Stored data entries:
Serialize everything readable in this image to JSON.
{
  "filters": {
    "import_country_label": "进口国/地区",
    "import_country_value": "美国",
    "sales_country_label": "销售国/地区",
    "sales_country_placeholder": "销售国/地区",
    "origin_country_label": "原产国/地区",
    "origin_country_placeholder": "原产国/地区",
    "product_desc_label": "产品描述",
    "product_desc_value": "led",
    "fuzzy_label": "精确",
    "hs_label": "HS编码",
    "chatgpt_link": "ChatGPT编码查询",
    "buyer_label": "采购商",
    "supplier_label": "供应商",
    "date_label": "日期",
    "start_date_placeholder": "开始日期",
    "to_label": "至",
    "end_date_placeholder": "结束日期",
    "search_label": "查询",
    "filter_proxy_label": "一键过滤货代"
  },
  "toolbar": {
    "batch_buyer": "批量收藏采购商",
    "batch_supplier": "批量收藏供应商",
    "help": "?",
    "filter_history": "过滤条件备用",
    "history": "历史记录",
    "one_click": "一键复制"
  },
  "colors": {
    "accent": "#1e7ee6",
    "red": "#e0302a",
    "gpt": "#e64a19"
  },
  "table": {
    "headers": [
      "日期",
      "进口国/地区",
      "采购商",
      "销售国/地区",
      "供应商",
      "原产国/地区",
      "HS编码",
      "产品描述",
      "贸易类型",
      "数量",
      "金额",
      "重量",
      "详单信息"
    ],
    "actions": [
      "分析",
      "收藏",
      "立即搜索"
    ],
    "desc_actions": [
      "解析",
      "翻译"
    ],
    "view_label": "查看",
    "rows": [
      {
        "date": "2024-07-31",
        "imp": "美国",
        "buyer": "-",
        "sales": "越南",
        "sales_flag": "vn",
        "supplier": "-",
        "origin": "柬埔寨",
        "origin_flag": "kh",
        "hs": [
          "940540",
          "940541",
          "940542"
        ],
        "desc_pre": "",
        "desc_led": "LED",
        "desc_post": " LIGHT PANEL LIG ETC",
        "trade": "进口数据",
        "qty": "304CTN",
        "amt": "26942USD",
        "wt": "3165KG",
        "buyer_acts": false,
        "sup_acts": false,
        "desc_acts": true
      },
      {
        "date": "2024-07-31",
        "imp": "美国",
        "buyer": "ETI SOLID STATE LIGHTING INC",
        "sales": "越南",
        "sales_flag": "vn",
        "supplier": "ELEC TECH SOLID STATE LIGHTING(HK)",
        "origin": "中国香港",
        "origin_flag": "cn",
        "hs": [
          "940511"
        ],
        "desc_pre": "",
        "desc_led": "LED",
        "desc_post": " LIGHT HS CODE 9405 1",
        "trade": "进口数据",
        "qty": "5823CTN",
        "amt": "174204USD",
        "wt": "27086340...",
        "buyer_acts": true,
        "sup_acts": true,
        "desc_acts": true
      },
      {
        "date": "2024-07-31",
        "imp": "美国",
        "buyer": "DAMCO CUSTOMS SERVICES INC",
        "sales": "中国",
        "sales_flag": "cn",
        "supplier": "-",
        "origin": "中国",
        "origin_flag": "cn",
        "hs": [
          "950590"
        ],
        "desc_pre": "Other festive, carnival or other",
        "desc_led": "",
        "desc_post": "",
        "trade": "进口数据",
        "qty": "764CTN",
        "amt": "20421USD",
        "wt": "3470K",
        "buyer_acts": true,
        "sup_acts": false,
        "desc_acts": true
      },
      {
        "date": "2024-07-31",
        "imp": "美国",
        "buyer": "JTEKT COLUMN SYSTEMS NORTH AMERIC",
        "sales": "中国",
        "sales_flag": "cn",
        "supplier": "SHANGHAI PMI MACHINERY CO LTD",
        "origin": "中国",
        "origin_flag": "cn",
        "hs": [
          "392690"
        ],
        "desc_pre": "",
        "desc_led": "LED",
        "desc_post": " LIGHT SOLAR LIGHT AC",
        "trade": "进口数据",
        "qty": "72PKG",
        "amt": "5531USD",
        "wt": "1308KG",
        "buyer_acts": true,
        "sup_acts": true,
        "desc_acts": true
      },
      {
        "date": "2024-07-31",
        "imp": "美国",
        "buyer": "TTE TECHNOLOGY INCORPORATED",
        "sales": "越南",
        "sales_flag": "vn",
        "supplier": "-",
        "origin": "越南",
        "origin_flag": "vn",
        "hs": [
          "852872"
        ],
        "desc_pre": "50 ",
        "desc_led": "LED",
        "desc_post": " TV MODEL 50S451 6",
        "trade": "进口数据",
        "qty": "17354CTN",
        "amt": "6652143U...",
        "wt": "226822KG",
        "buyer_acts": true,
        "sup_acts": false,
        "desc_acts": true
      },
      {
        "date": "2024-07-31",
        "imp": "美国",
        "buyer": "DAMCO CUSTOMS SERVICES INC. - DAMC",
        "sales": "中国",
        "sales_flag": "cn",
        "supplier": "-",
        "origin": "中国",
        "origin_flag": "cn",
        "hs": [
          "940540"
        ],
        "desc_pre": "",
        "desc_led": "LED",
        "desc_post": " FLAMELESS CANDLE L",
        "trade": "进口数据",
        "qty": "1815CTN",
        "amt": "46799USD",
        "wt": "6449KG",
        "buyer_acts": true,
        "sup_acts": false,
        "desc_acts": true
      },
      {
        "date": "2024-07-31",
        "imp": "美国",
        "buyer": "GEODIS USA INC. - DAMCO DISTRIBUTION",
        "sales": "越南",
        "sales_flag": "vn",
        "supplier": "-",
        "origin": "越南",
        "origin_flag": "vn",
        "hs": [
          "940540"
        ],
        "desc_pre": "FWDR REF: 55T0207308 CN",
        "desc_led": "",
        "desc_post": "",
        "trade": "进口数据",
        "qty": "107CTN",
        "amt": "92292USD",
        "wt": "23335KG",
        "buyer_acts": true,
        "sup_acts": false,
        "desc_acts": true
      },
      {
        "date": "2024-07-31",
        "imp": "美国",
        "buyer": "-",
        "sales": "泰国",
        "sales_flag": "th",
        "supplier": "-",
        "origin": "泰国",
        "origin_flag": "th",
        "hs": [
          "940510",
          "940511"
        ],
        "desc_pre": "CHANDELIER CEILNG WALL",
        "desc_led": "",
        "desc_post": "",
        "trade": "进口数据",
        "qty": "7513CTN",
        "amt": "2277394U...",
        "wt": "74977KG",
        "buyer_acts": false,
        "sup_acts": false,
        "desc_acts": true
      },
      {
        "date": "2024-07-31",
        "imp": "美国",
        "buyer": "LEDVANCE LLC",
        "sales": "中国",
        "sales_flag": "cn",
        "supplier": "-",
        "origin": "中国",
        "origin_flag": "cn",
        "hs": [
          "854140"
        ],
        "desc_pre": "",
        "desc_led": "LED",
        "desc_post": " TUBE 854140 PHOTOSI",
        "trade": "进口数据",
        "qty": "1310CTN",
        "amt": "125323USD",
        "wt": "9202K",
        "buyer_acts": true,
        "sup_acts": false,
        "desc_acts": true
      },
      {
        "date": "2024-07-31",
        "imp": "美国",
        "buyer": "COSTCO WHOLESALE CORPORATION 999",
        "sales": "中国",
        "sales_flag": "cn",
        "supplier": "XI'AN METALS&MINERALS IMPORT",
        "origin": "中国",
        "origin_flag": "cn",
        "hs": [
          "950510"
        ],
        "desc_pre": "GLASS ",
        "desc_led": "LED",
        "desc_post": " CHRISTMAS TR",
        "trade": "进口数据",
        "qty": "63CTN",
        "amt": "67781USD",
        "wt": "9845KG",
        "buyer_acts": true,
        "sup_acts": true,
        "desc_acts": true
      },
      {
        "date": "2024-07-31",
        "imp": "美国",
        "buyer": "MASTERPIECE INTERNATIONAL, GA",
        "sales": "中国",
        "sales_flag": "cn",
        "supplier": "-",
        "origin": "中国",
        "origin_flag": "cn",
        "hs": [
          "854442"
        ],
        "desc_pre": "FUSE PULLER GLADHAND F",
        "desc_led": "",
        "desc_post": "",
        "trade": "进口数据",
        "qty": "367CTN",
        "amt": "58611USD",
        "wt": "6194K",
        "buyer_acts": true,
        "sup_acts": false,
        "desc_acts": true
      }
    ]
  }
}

◆ **What to work on**
Within the material above, find the lines that contain the word "SERVICES"; copy them.

◆ **Answer to this exercise**
        "buyer": "DAMCO CUSTOMS SERVICES INC",
        "buyer": "DAMCO CUSTOMS SERVICES INC. - DAMC",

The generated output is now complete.